— Begin —

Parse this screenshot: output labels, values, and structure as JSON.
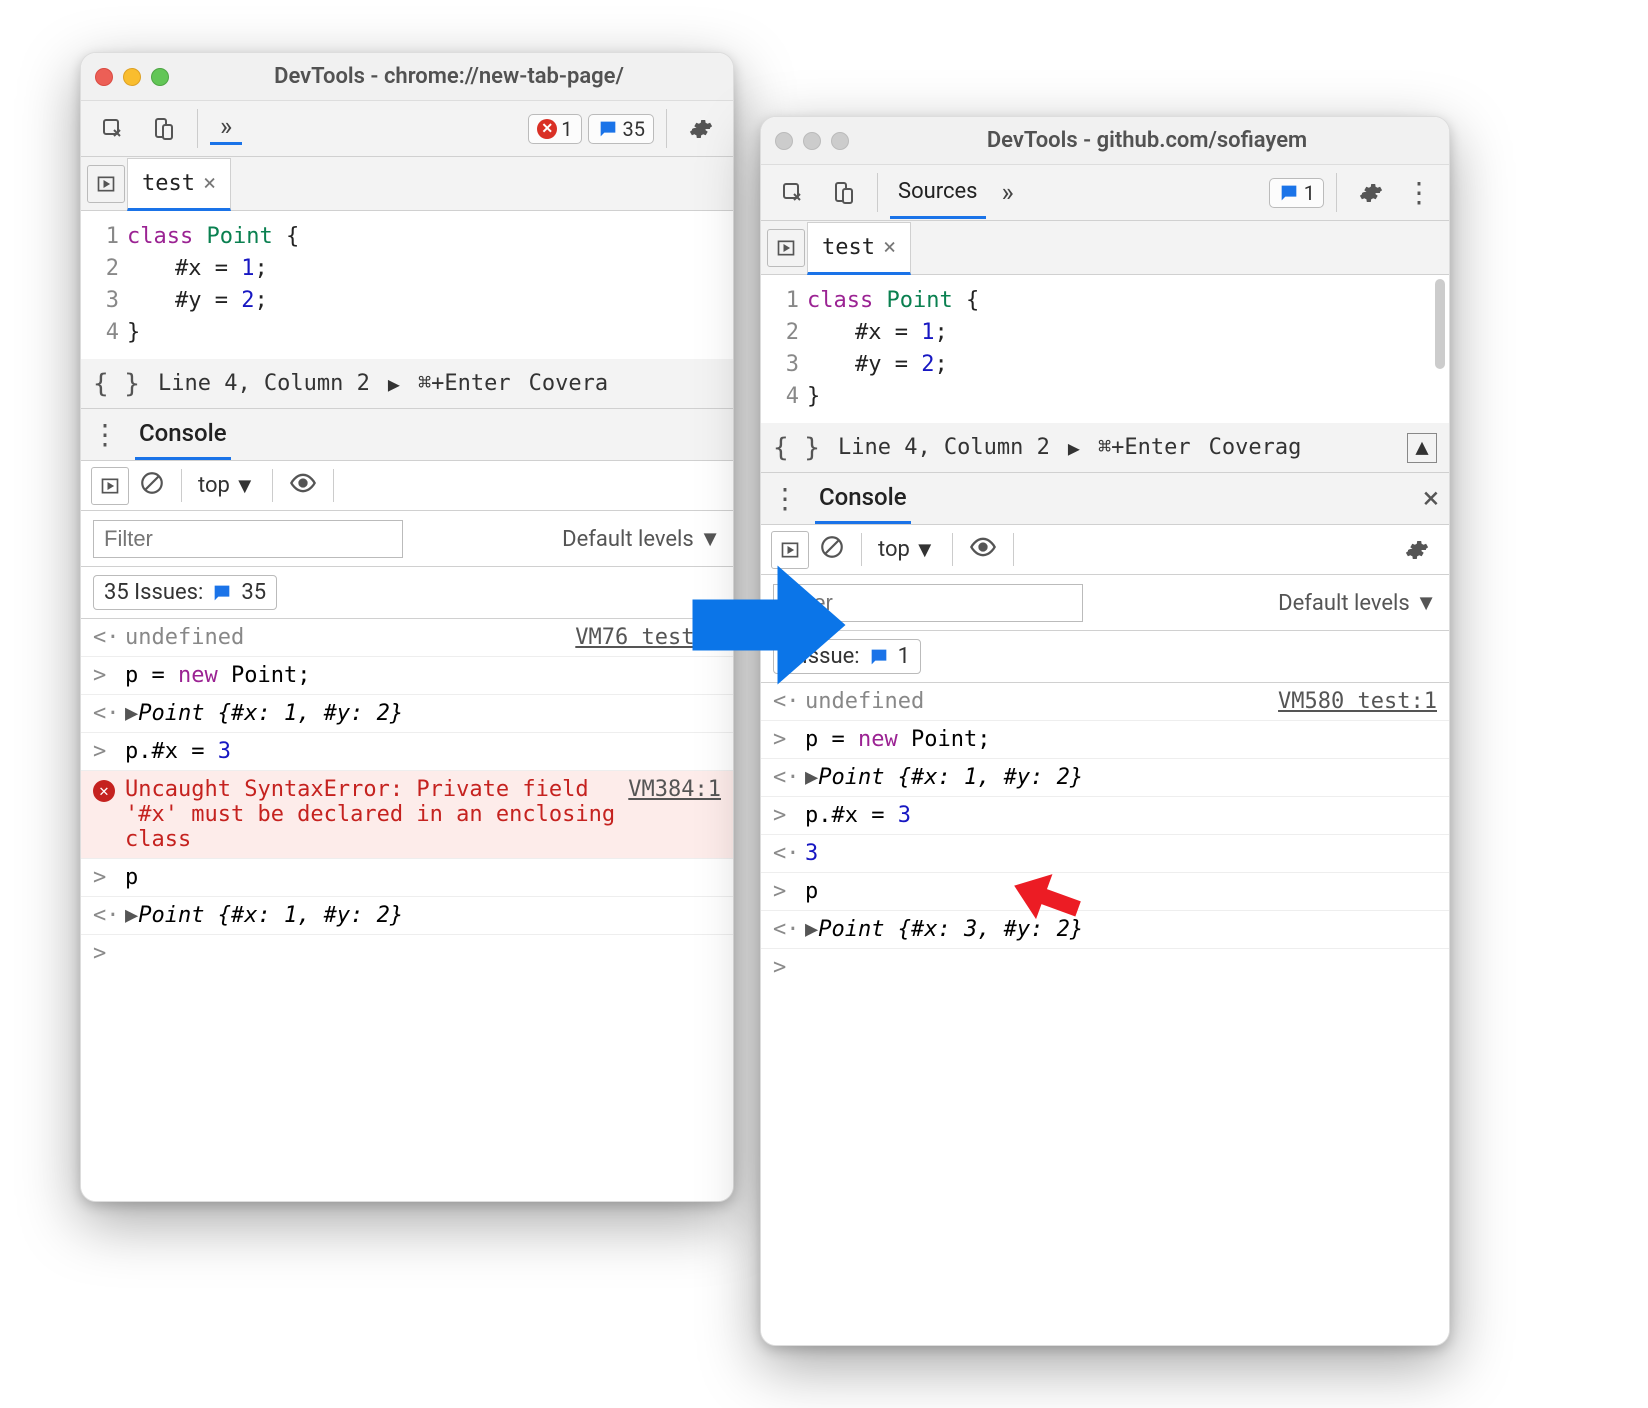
{
  "left": {
    "title": "DevTools - chrome://new-tab-page/",
    "errors_count": "1",
    "messages_count": "35",
    "tab_name": "test",
    "code_lines": [
      "1",
      "2",
      "3",
      "4"
    ],
    "code": {
      "l1a": "class",
      "l1b": "Point",
      "l1c": "{",
      "l2a": "#x = ",
      "l2b": "1",
      "l2c": ";",
      "l3a": "#y = ",
      "l3b": "2",
      "l3c": ";",
      "l4": "}"
    },
    "status_line": "Line 4, Column 2",
    "status_run": "⌘+Enter",
    "status_cov": "Covera",
    "console_label": "Console",
    "ctx": "top",
    "levels": "Default levels",
    "filter_placeholder": "Filter",
    "issues_label": "35 Issues:",
    "issues_count": "35",
    "log": {
      "r1": "undefined",
      "r1_src": "VM76 test:1",
      "r2a": "p = ",
      "r2b": "new",
      "r2c": " Point;",
      "r3": "Point {#x: 1, #y: 2}",
      "r4a": "p.#x = ",
      "r4b": "3",
      "r5": "Uncaught SyntaxError: Private field '#x' must be declared in an enclosing class",
      "r5_src": "VM384:1",
      "r6": "p",
      "r7": "Point {#x: 1, #y: 2}"
    }
  },
  "right": {
    "title": "DevTools - github.com/sofiayem",
    "messages_count": "1",
    "sources_label": "Sources",
    "tab_name": "test",
    "code_lines": [
      "1",
      "2",
      "3",
      "4"
    ],
    "code": {
      "l1a": "class",
      "l1b": "Point",
      "l1c": "{",
      "l2a": "#x = ",
      "l2b": "1",
      "l2c": ";",
      "l3a": "#y = ",
      "l3b": "2",
      "l3c": ";",
      "l4": "}"
    },
    "status_line": "Line 4, Column 2",
    "status_run": "⌘+Enter",
    "status_cov": "Coverag",
    "console_label": "Console",
    "ctx": "top",
    "levels": "Default levels",
    "filter_placeholder": "Filter",
    "issues_label": "1 Issue:",
    "issues_count": "1",
    "log": {
      "r1": "undefined",
      "r1_src": "VM580 test:1",
      "r2a": "p = ",
      "r2b": "new",
      "r2c": " Point;",
      "r3": "Point {#x: 1, #y: 2}",
      "r4a": "p.#x = ",
      "r4b": "3",
      "r5": "3",
      "r6": "p",
      "r7": "Point {#x: 3, #y: 2}"
    }
  }
}
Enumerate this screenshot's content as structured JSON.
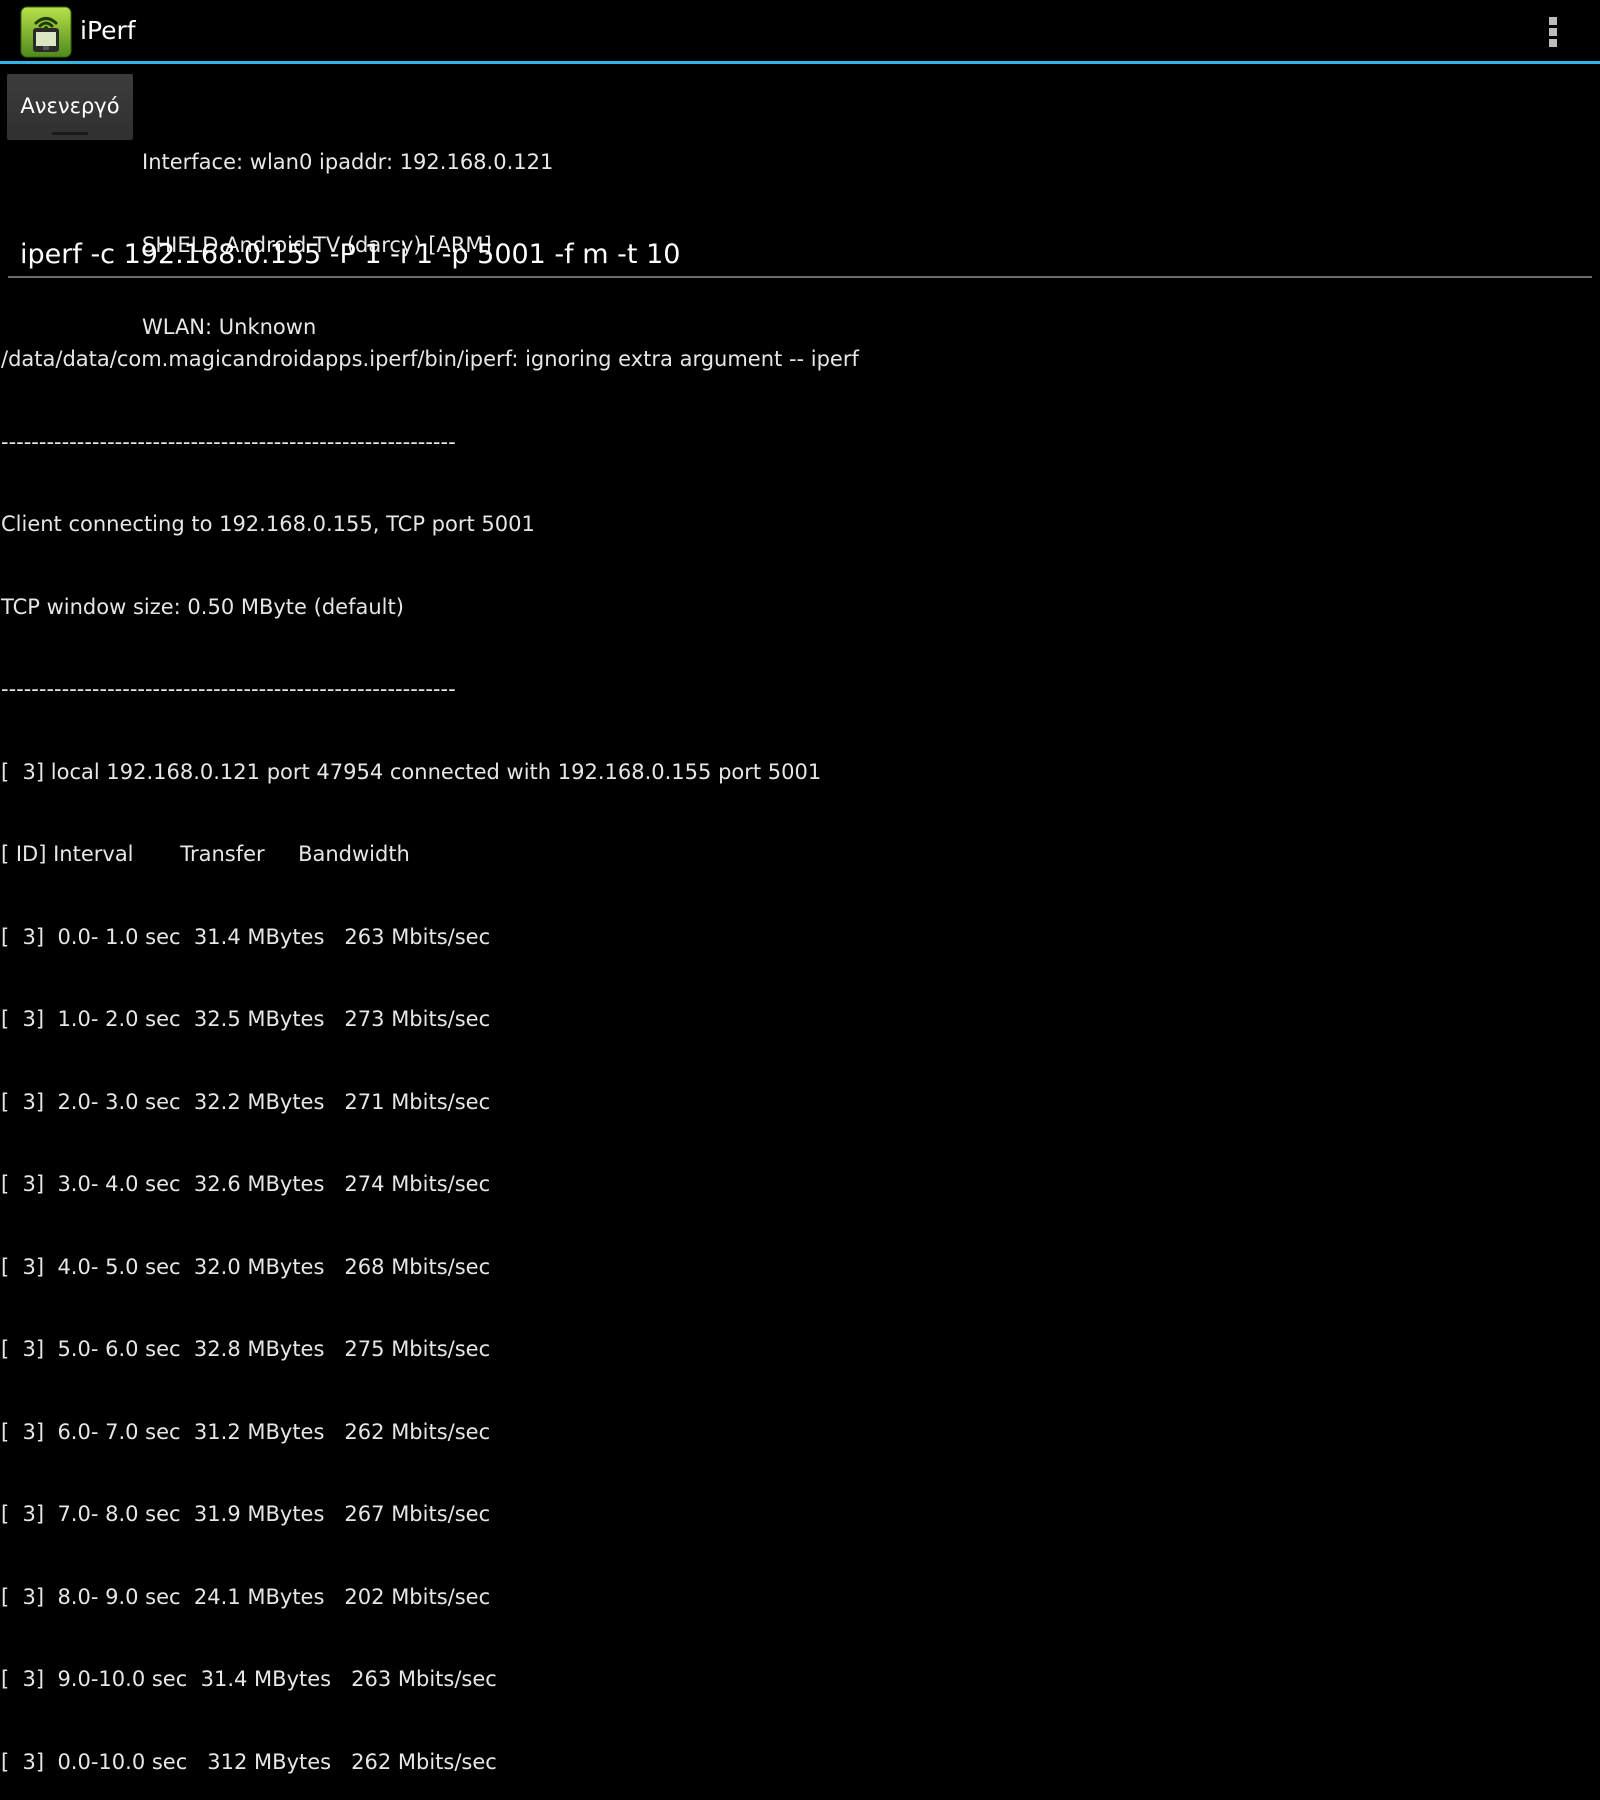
{
  "action_bar": {
    "title": "iPerf",
    "icon": "iperf-app-icon",
    "menu_icon": "overflow-menu-icon",
    "accent_color": "#33b5e5"
  },
  "toggle": {
    "label": "Ανενεργό"
  },
  "device_info": [
    "Interface: wlan0 ipaddr: 192.168.0.121",
    "SHIELD Android TV (darcy) [ARM]",
    "WLAN: Unknown"
  ],
  "command": {
    "value": "iperf -c 192.168.0.155 -P 1 -i 1 -p 5001 -f m -t 10"
  },
  "output_lines": [
    "/data/data/com.magicandroidapps.iperf/bin/iperf: ignoring extra argument -- iperf",
    "------------------------------------------------------------",
    "Client connecting to 192.168.0.155, TCP port 5001",
    "TCP window size: 0.50 MByte (default)",
    "------------------------------------------------------------",
    "[  3] local 192.168.0.121 port 47954 connected with 192.168.0.155 port 5001",
    "[ ID] Interval       Transfer     Bandwidth",
    "[  3]  0.0- 1.0 sec  31.4 MBytes   263 Mbits/sec",
    "[  3]  1.0- 2.0 sec  32.5 MBytes   273 Mbits/sec",
    "[  3]  2.0- 3.0 sec  32.2 MBytes   271 Mbits/sec",
    "[  3]  3.0- 4.0 sec  32.6 MBytes   274 Mbits/sec",
    "[  3]  4.0- 5.0 sec  32.0 MBytes   268 Mbits/sec",
    "[  3]  5.0- 6.0 sec  32.8 MBytes   275 Mbits/sec",
    "[  3]  6.0- 7.0 sec  31.2 MBytes   262 Mbits/sec",
    "[  3]  7.0- 8.0 sec  31.9 MBytes   267 Mbits/sec",
    "[  3]  8.0- 9.0 sec  24.1 MBytes   202 Mbits/sec",
    "[  3]  9.0-10.0 sec  31.4 MBytes   263 Mbits/sec",
    "[  3]  0.0-10.0 sec   312 MBytes   262 Mbits/sec"
  ]
}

— End —

§ AIM:
Repeat the data exactly, excluding the pictures.

§ RESULT OF THE EXERCISE:
Parse this screenshot: output labels, values, and structure as JSON.
{
  "left": {
    "title": "DevTools - chrome://new-tab-page/",
    "errors_count": "1",
    "messages_count": "35",
    "tab_name": "test",
    "code_lines": [
      "1",
      "2",
      "3",
      "4"
    ],
    "code": {
      "l1a": "class",
      "l1b": "Point",
      "l1c": "{",
      "l2a": "#x = ",
      "l2b": "1",
      "l2c": ";",
      "l3a": "#y = ",
      "l3b": "2",
      "l3c": ";",
      "l4": "}"
    },
    "status_line": "Line 4, Column 2",
    "status_run": "⌘+Enter",
    "status_cov": "Covera",
    "console_label": "Console",
    "ctx": "top",
    "levels": "Default levels",
    "filter_placeholder": "Filter",
    "issues_label": "35 Issues:",
    "issues_count": "35",
    "log": {
      "r1": "undefined",
      "r1_src": "VM76 test:1",
      "r2a": "p = ",
      "r2b": "new",
      "r2c": " Point;",
      "r3": "Point {#x: 1, #y: 2}",
      "r4a": "p.#x = ",
      "r4b": "3",
      "r5": "Uncaught SyntaxError: Private field '#x' must be declared in an enclosing class",
      "r5_src": "VM384:1",
      "r6": "p",
      "r7": "Point {#x: 1, #y: 2}"
    }
  },
  "right": {
    "title": "DevTools - github.com/sofiayem",
    "messages_count": "1",
    "sources_label": "Sources",
    "tab_name": "test",
    "code_lines": [
      "1",
      "2",
      "3",
      "4"
    ],
    "code": {
      "l1a": "class",
      "l1b": "Point",
      "l1c": "{",
      "l2a": "#x = ",
      "l2b": "1",
      "l2c": ";",
      "l3a": "#y = ",
      "l3b": "2",
      "l3c": ";",
      "l4": "}"
    },
    "status_line": "Line 4, Column 2",
    "status_run": "⌘+Enter",
    "status_cov": "Coverag",
    "console_label": "Console",
    "ctx": "top",
    "levels": "Default levels",
    "filter_placeholder": "Filter",
    "issues_label": "1 Issue:",
    "issues_count": "1",
    "log": {
      "r1": "undefined",
      "r1_src": "VM580 test:1",
      "r2a": "p = ",
      "r2b": "new",
      "r2c": " Point;",
      "r3": "Point {#x: 1, #y: 2}",
      "r4a": "p.#x = ",
      "r4b": "3",
      "r5": "3",
      "r6": "p",
      "r7": "Point {#x: 3, #y: 2}"
    }
  }
}
Enumerate this screenshot's content as structured JSON.
{
  "action_bar": {
    "title": "iPerf",
    "icon": "iperf-app-icon",
    "menu_icon": "overflow-menu-icon",
    "accent_color": "#33b5e5"
  },
  "toggle": {
    "label": "Ανενεργό"
  },
  "device_info": [
    "Interface: wlan0 ipaddr: 192.168.0.121",
    "SHIELD Android TV (darcy) [ARM]",
    "WLAN: Unknown"
  ],
  "command": {
    "value": "iperf -c 192.168.0.155 -P 1 -i 1 -p 5001 -f m -t 10"
  },
  "output_lines": [
    "/data/data/com.magicandroidapps.iperf/bin/iperf: ignoring extra argument -- iperf",
    "------------------------------------------------------------",
    "Client connecting to 192.168.0.155, TCP port 5001",
    "TCP window size: 0.50 MByte (default)",
    "------------------------------------------------------------",
    "[  3] local 192.168.0.121 port 47954 connected with 192.168.0.155 port 5001",
    "[ ID] Interval       Transfer     Bandwidth",
    "[  3]  0.0- 1.0 sec  31.4 MBytes   263 Mbits/sec",
    "[  3]  1.0- 2.0 sec  32.5 MBytes   273 Mbits/sec",
    "[  3]  2.0- 3.0 sec  32.2 MBytes   271 Mbits/sec",
    "[  3]  3.0- 4.0 sec  32.6 MBytes   274 Mbits/sec",
    "[  3]  4.0- 5.0 sec  32.0 MBytes   268 Mbits/sec",
    "[  3]  5.0- 6.0 sec  32.8 MBytes   275 Mbits/sec",
    "[  3]  6.0- 7.0 sec  31.2 MBytes   262 Mbits/sec",
    "[  3]  7.0- 8.0 sec  31.9 MBytes   267 Mbits/sec",
    "[  3]  8.0- 9.0 sec  24.1 MBytes   202 Mbits/sec",
    "[  3]  9.0-10.0 sec  31.4 MBytes   263 Mbits/sec",
    "[  3]  0.0-10.0 sec   312 MBytes   262 Mbits/sec"
  ]
}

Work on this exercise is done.